=== DATA ===

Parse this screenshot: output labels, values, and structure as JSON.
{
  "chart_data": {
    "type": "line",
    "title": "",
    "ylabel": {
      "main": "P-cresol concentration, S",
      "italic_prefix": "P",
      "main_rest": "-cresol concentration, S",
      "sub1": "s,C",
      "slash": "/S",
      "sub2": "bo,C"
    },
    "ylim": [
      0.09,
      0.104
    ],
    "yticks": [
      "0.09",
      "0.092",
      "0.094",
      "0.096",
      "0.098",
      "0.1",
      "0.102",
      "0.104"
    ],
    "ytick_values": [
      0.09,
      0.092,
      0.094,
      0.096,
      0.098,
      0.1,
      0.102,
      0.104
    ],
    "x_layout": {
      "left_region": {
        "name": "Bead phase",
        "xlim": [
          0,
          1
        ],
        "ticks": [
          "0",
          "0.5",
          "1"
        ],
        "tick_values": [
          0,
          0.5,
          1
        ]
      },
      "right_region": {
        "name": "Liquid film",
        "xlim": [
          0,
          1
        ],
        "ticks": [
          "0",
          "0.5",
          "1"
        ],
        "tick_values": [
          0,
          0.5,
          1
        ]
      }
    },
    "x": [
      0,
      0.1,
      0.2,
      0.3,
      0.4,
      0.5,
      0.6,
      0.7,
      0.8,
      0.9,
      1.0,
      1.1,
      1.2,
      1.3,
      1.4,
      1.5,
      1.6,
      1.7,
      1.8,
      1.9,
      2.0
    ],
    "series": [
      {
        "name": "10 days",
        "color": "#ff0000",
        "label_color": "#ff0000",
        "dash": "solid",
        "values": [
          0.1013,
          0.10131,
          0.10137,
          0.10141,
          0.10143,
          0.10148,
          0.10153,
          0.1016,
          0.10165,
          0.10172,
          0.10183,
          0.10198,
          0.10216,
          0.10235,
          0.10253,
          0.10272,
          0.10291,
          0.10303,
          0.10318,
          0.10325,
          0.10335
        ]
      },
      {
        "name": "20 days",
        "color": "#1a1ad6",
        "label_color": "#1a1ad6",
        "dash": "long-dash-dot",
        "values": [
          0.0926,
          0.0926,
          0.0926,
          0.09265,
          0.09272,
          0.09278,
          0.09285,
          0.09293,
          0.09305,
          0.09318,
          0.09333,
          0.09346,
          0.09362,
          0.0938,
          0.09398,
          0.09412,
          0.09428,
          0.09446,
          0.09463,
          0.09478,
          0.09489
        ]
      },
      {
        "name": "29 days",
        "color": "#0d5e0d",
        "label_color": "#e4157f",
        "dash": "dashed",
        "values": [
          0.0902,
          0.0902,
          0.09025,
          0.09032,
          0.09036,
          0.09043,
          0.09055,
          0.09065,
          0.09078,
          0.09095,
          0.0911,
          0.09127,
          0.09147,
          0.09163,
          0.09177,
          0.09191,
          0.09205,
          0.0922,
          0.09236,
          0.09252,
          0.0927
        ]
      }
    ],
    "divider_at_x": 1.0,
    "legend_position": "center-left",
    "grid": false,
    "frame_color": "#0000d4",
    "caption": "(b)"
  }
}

===

> **REQUIREMENT**: Look above for every line with the word "name" and copy it.

> **SOLUTION**:
        "name": "Bead phase",
        "name": "Liquid film",
        "name": "10 days",
        "name": "20 days",
        "name": "29 days",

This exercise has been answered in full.